**What you are asked to do:**
Your answer must be the full set of entries, reproduced exactly.
Record set: Begin
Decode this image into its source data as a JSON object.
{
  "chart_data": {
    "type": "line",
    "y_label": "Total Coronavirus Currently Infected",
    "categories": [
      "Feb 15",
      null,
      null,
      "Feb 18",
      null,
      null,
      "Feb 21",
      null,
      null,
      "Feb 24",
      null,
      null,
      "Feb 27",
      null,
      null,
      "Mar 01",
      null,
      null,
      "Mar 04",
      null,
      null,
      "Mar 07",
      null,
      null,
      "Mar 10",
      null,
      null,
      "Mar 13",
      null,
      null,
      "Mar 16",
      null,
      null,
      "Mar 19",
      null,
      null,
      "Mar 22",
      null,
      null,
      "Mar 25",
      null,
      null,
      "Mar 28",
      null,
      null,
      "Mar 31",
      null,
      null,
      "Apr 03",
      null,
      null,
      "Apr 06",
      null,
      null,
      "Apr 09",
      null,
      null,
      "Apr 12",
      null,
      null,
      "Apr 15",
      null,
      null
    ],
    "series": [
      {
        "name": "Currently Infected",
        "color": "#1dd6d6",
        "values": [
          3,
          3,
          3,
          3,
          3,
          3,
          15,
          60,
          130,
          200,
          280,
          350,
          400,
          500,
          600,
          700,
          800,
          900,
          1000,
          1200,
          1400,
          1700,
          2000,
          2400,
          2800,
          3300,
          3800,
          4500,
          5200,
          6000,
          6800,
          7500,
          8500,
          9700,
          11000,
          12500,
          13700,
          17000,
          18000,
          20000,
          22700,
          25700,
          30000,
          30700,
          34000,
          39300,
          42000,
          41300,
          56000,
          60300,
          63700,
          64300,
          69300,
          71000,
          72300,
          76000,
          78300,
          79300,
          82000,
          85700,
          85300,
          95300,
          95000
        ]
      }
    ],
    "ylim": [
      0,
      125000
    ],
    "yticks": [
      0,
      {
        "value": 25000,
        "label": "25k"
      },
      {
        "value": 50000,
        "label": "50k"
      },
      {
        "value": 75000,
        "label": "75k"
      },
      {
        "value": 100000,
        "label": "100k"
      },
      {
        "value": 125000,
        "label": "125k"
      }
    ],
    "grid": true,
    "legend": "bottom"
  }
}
Record set: End
**Answer:**
Decode this image into its source data as a JSON object.
{
  "chart_data": {
    "type": "line",
    "y_label": "Total Coronavirus Currently Infected",
    "categories": [
      "Feb 15",
      null,
      null,
      "Feb 18",
      null,
      null,
      "Feb 21",
      null,
      null,
      "Feb 24",
      null,
      null,
      "Feb 27",
      null,
      null,
      "Mar 01",
      null,
      null,
      "Mar 04",
      null,
      null,
      "Mar 07",
      null,
      null,
      "Mar 10",
      null,
      null,
      "Mar 13",
      null,
      null,
      "Mar 16",
      null,
      null,
      "Mar 19",
      null,
      null,
      "Mar 22",
      null,
      null,
      "Mar 25",
      null,
      null,
      "Mar 28",
      null,
      null,
      "Mar 31",
      null,
      null,
      "Apr 03",
      null,
      null,
      "Apr 06",
      null,
      null,
      "Apr 09",
      null,
      null,
      "Apr 12",
      null,
      null,
      "Apr 15",
      null,
      null
    ],
    "series": [
      {
        "name": "Currently Infected",
        "color": "#1dd6d6",
        "values": [
          3,
          3,
          3,
          3,
          3,
          3,
          15,
          60,
          130,
          200,
          280,
          350,
          400,
          500,
          600,
          700,
          800,
          900,
          1000,
          1200,
          1400,
          1700,
          2000,
          2400,
          2800,
          3300,
          3800,
          4500,
          5200,
          6000,
          6800,
          7500,
          8500,
          9700,
          11000,
          12500,
          13700,
          17000,
          18000,
          20000,
          22700,
          25700,
          30000,
          30700,
          34000,
          39300,
          42000,
          41300,
          56000,
          60300,
          63700,
          64300,
          69300,
          71000,
          72300,
          76000,
          78300,
          79300,
          82000,
          85700,
          85300,
          95300,
          95000
        ]
      }
    ],
    "ylim": [
      0,
      125000
    ],
    "yticks": [
      0,
      {
        "value": 25000,
        "label": "25k"
      },
      {
        "value": 50000,
        "label": "50k"
      },
      {
        "value": 75000,
        "label": "75k"
      },
      {
        "value": 100000,
        "label": "100k"
      },
      {
        "value": 125000,
        "label": "125k"
      }
    ],
    "grid": true,
    "legend": "bottom"
  }
}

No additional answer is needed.